Dataset excerpt
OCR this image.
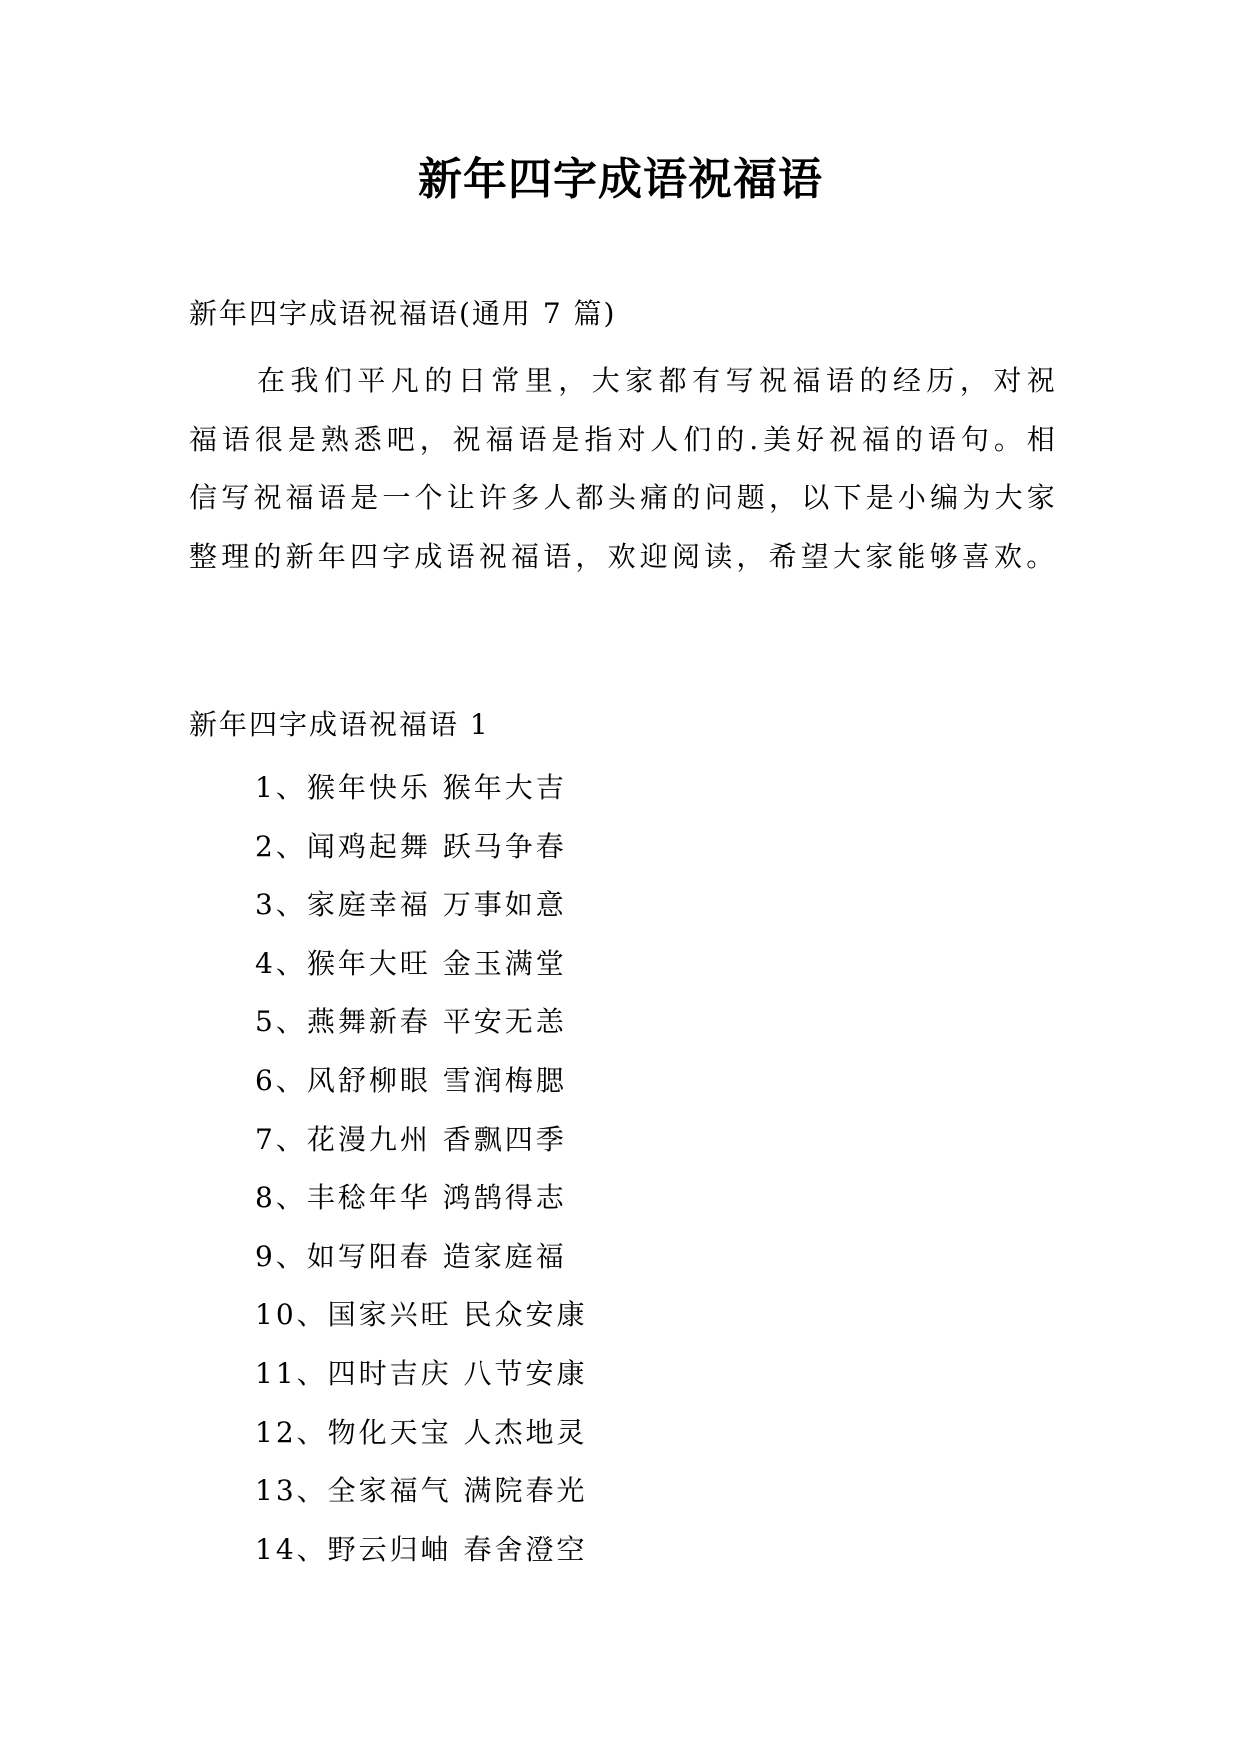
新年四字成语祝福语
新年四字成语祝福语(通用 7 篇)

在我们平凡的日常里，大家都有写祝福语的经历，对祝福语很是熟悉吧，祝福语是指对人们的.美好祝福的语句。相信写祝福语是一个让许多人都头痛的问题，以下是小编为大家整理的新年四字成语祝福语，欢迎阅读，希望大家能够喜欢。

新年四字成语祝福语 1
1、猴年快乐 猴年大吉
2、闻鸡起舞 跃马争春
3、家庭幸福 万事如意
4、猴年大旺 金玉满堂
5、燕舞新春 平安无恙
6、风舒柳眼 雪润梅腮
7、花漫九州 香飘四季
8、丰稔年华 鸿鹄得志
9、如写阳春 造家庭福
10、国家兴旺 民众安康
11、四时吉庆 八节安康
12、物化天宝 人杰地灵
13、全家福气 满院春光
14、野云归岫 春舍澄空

**Exercise aim**
Pictures in the records above should not be copied. Repeat everything else exactly.

**Exercise result**
OCR this image.
新年四字成语祝福语
新年四字成语祝福语(通用 7 篇)

在我们平凡的日常里，大家都有写祝福语的经历，对祝福语很是熟悉吧，祝福语是指对人们的.美好祝福的语句。相信写祝福语是一个让许多人都头痛的问题，以下是小编为大家整理的新年四字成语祝福语，欢迎阅读，希望大家能够喜欢。

新年四字成语祝福语 1
1、猴年快乐 猴年大吉
2、闻鸡起舞 跃马争春
3、家庭幸福 万事如意
4、猴年大旺 金玉满堂
5、燕舞新春 平安无恙
6、风舒柳眼 雪润梅腮
7、花漫九州 香飘四季
8、丰稔年华 鸿鹄得志
9、如写阳春 造家庭福
10、国家兴旺 民众安康
11、四时吉庆 八节安康
12、物化天宝 人杰地灵
13、全家福气 满院春光
14、野云归岫 春舍澄空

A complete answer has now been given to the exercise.